**Exercise details**
Search the material below for the string "Позицию" and extract each line that has it.

(Recorded data)
◇ ◇ ◇

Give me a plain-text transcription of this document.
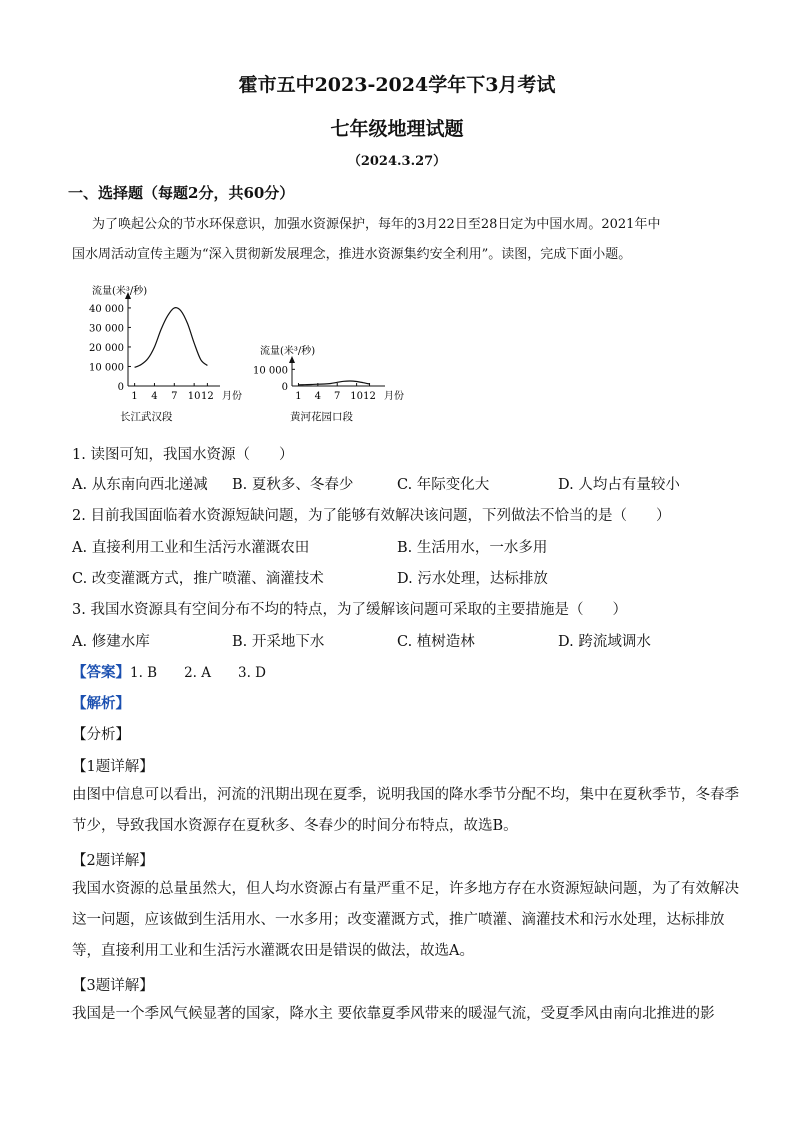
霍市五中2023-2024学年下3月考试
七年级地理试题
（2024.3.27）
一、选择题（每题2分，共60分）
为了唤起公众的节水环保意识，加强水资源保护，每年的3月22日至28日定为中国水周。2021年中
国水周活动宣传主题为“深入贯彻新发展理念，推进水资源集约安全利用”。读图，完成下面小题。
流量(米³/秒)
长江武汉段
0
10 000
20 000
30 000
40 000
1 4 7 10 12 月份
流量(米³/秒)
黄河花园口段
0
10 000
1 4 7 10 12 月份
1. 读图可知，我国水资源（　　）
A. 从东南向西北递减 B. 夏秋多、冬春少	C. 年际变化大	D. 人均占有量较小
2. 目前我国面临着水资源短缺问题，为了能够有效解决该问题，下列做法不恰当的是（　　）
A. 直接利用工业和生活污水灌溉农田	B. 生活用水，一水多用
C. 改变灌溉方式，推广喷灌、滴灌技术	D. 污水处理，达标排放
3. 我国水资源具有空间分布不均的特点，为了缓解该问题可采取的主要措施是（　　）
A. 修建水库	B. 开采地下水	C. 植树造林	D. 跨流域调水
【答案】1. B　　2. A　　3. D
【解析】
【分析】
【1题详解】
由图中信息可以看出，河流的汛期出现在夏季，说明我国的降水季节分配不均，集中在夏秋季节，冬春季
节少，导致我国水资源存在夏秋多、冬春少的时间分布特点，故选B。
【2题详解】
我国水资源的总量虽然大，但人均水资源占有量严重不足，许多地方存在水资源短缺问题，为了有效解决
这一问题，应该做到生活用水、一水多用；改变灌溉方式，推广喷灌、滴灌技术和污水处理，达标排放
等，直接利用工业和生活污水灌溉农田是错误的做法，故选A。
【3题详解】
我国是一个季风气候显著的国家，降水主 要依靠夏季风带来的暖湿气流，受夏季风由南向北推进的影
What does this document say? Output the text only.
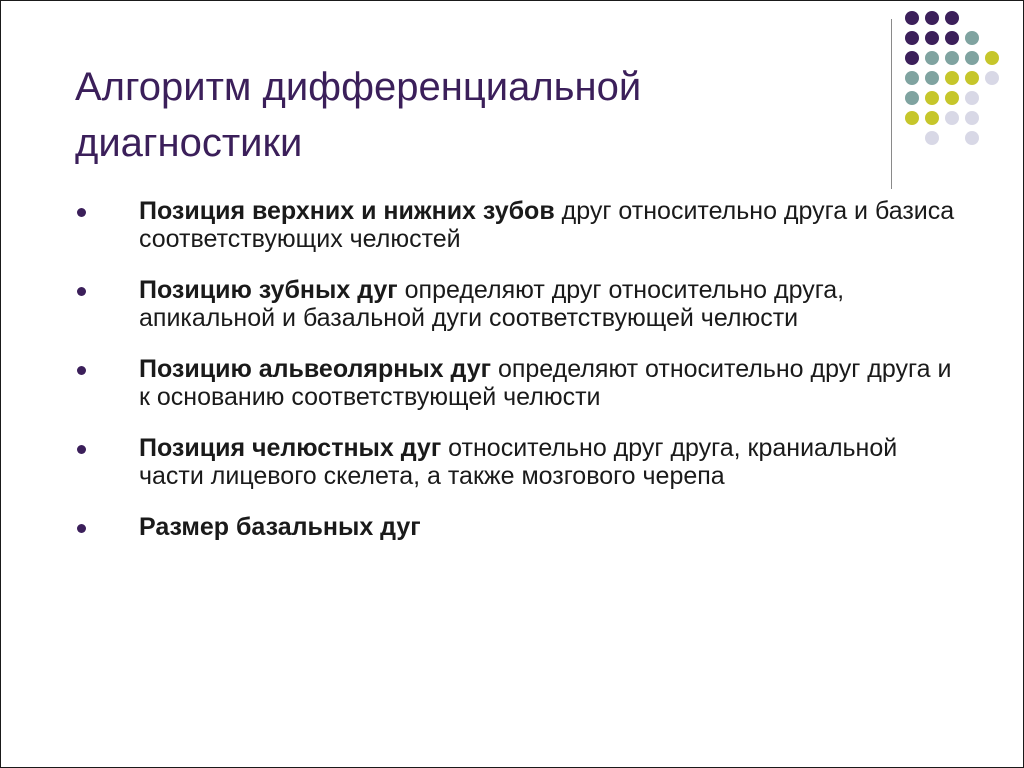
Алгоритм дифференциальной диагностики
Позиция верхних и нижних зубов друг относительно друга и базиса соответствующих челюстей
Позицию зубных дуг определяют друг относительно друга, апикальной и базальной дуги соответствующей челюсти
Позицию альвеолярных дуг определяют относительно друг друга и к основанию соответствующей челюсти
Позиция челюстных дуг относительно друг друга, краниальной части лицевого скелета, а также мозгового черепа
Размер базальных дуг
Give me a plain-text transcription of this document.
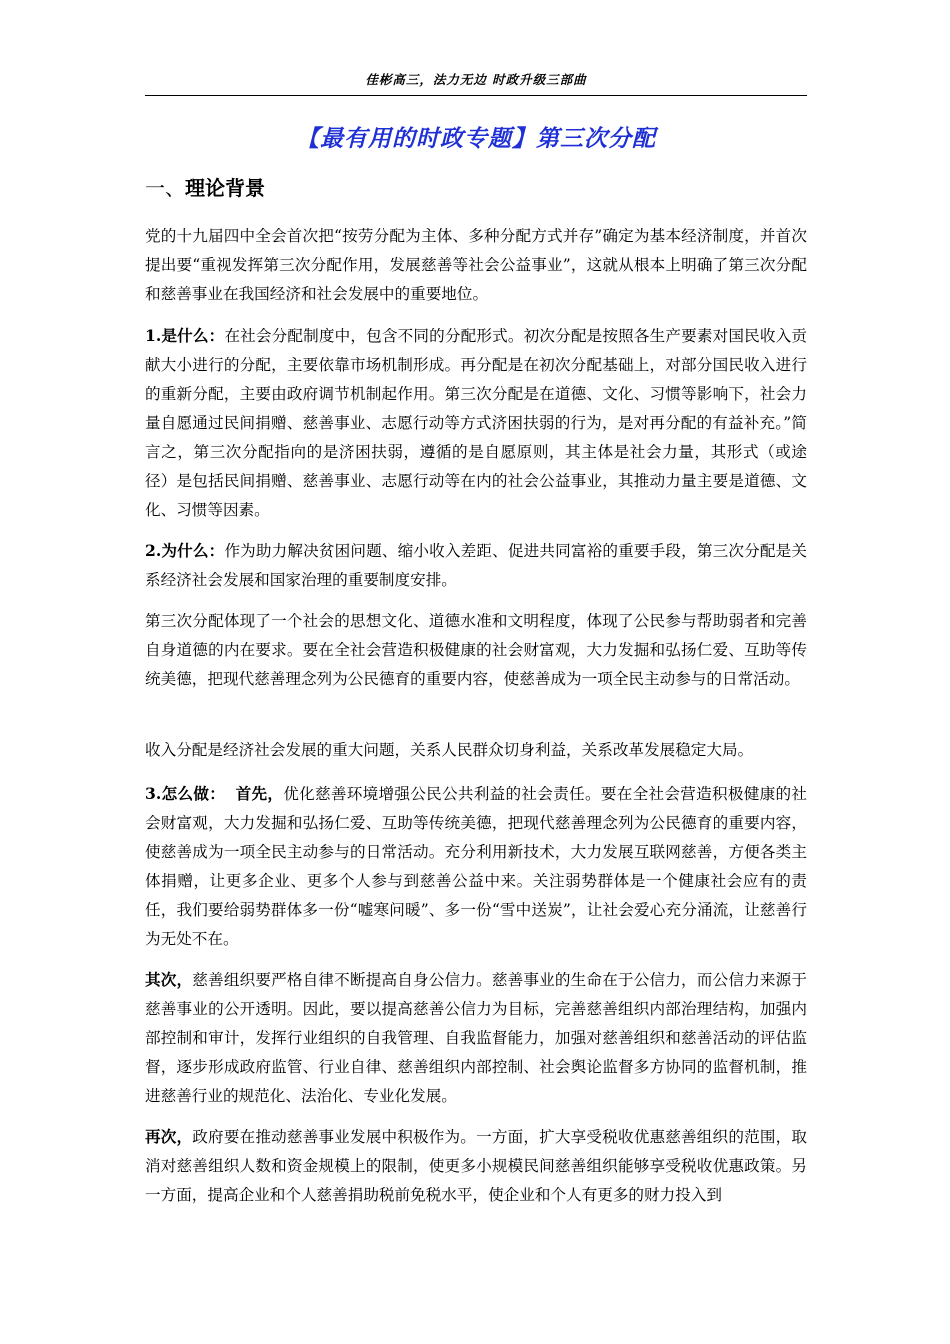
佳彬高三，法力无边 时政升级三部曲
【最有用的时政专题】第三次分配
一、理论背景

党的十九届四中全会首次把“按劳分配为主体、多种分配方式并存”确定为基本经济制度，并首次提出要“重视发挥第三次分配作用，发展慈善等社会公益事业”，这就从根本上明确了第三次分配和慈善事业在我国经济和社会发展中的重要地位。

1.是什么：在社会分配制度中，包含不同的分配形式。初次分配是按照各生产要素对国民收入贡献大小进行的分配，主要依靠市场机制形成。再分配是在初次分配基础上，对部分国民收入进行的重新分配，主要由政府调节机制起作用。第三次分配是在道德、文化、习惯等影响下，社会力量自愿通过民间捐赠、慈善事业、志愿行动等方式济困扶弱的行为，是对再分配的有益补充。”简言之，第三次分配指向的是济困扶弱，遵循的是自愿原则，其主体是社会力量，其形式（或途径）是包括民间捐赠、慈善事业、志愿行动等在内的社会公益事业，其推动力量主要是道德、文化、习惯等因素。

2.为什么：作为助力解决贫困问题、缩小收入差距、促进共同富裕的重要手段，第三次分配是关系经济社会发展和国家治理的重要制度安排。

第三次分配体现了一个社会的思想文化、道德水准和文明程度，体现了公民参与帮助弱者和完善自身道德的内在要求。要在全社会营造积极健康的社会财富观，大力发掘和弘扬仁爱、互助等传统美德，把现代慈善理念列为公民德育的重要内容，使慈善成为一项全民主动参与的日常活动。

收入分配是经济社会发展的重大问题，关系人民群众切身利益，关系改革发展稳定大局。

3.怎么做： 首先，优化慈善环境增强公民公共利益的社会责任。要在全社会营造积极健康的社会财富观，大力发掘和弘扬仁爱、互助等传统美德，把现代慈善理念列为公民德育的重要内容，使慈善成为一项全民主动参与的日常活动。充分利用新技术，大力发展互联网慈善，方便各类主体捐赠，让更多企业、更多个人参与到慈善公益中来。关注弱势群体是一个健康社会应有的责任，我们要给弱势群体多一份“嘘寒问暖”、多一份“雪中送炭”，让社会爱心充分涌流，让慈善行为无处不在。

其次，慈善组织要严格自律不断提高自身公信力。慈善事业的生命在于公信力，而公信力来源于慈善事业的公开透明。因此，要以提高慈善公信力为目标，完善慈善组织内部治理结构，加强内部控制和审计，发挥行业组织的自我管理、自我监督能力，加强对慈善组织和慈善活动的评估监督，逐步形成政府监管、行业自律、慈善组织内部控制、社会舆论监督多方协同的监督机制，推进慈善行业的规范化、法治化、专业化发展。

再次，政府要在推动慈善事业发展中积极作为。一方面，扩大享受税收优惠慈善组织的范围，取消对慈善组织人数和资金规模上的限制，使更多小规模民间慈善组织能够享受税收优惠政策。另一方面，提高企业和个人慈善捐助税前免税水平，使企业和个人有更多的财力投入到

◇ ◇ ◇

**Correct response**
Позицию зубных дуг определяют друг относительно друга, апикальной и базальной дуги соответствующей челюсти
Позицию альвеолярных дуг определяют относительно друг друга и к основанию соответствующей челюсти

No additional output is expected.